[Task set]:
• a. In the abstract, how many hepatocellular carcinoma patients were assessed, and by what method?
• b. Please say whether each statement agrees with the abstract, answering yes or no and quoting the deciding words: (i) High FGL1 levels were strongly associated with PD-L1. (ii) CD8(+) T cell densities correlated positively with PD-L1 levels. (iii) PD-L1 TC(+) patients with low densities of LAG-3(+) cells had the worst prognosis.

[Reading text]:
'''
Expression and clinical significance of LAG-3, FGL1, PD-L1 and CD8(+)T cells in hepatocellular carcinoma using multiplex quantitative analysis

BACKGROUND: Fibrinogen-like protein 1 (FGL1)—Lymphocyte activating gene 3 (LAG-3) pathway is a promising immunotherapeutic target and has synergistic effect with programmed death 1 (PD-1)/programmed death ligand 1 (PD-L1). However, the prognostic significance of FGL1-LAG-3 pathway and the correlation with PD-L1 in hepatocellular carcinoma (HCC) remain unknown. METHODS: The levels of LAG-3, FGL1, PD-L1 and cytotoxic T (CD8(+)T) cells in 143 HCC patients were assessed by multiplex immunofluorescence. Associations between the marker’s expression and clinical significances were studied. RESULTS: We found FGL1 and LAG-3 densities were elevated while PD-L1 and CD8 were decreased in HCC tissues compared to adjacent normal liver tissues. High levels of FGL1 were strongly associated with high densities of LAG-3(+)cells but not PD-L1. CD8(+) T cells densities had positive correlation with PD-L1 levels and negative association with FGL1 expression. Elevated densities of LAG-3(+)cells and low levels of CD8(+) T cells were correlated with poor disease outcome. Moreover, LAG-3(+)cells deteriorated patient stratification based on the abundance of CD8(+) T cells. Patients with positive PD-L1 expression on tumor cells (PD-L1 TC(+)) tended to have an improved survival than that with negative PD-L1 expression on tumor cells (PD-L1 TC(−)). Furthermore, PD-L1 TC(−) in combination with high densities of LAG-3(+)cells showed the worst prognosis, and PD-L1 TC(+) patients with low densities of LAG-3(+)cells had the best prognosis. CONCLUSIONS: LAG-3, FGL1, PD-L1 and CD8 have distinct tissue distribution and relationships with each other. High levels of LAG-3(+)cells and CD8(+) T cells represent unfavorable and favorable prognostic biomarkers for HCC respectively.
'''
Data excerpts
'''
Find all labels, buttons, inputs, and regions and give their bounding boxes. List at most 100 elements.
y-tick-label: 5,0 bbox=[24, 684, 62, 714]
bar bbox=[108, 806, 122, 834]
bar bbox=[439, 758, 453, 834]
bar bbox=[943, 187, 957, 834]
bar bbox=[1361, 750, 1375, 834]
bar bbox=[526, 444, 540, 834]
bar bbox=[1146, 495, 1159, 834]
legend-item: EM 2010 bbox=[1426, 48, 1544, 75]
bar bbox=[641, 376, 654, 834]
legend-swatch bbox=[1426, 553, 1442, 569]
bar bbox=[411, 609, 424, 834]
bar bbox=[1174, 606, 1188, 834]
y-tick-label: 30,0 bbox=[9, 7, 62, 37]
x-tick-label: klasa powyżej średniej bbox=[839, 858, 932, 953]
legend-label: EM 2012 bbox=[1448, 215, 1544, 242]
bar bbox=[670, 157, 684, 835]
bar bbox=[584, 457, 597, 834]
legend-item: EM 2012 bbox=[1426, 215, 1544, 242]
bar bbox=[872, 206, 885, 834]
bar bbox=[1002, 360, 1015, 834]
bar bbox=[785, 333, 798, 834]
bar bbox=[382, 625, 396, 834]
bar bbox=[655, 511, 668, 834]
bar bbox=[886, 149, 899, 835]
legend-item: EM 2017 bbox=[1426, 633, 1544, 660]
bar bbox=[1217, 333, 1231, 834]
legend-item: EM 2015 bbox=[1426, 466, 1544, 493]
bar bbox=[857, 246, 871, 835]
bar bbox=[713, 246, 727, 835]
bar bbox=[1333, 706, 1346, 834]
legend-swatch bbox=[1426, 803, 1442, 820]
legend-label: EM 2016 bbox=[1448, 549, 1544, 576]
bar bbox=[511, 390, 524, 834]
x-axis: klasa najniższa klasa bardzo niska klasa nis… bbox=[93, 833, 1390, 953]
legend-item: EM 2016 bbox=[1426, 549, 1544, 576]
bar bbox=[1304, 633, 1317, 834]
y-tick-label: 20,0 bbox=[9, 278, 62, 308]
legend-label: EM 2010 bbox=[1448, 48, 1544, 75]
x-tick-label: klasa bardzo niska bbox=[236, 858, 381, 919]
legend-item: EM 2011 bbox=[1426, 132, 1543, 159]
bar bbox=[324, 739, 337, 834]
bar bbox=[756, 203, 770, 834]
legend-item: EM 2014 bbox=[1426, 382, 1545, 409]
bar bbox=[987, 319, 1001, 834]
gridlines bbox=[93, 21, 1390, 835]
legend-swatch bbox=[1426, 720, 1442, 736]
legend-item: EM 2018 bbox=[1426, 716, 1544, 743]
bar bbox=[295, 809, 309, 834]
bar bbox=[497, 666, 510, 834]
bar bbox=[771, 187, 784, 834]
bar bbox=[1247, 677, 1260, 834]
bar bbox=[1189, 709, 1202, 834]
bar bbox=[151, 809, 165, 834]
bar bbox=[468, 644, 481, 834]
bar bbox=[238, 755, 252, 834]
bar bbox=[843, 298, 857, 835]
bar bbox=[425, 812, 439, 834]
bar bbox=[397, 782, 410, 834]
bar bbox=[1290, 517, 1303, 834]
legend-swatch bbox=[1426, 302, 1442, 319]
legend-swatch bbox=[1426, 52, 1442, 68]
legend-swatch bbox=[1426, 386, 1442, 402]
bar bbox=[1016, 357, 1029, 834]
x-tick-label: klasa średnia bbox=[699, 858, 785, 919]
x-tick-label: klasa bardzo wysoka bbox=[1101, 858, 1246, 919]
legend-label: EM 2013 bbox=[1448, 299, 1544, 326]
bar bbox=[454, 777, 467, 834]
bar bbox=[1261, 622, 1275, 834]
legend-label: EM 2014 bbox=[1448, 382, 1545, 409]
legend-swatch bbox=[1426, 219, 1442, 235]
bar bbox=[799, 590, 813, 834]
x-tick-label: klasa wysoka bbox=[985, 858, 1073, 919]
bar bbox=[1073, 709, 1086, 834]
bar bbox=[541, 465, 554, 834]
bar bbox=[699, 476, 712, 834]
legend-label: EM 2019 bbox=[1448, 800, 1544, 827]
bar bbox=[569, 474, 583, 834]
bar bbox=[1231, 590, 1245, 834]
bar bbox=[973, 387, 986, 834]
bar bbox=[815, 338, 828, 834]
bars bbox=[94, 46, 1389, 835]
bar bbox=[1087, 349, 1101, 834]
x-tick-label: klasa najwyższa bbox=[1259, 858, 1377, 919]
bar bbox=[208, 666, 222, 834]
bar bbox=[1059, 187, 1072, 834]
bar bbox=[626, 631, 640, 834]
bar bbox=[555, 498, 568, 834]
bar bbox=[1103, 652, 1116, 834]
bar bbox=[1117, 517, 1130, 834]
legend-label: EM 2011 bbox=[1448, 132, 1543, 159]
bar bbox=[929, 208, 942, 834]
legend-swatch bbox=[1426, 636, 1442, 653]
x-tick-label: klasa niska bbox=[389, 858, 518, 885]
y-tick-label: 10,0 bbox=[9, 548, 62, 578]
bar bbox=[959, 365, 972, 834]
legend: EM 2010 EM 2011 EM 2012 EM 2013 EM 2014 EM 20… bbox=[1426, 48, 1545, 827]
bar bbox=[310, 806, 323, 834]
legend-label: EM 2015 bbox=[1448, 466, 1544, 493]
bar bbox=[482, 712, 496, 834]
'''
[Set of answers]:
• a. 143 patients were assessed by multiplex immunofluorescence.

• b.
(i) No: "High levels of FGL1 were strongly associated with high densities of LAG-3(+)cells but not PD-L1."
(ii) Yes: "CD8(+) T cells densities had positive correlation with PD-L1 levels"
(iii) No: "PD-L1 TC(+) patients with low densities of LAG-3(+)cells had the best prognosis."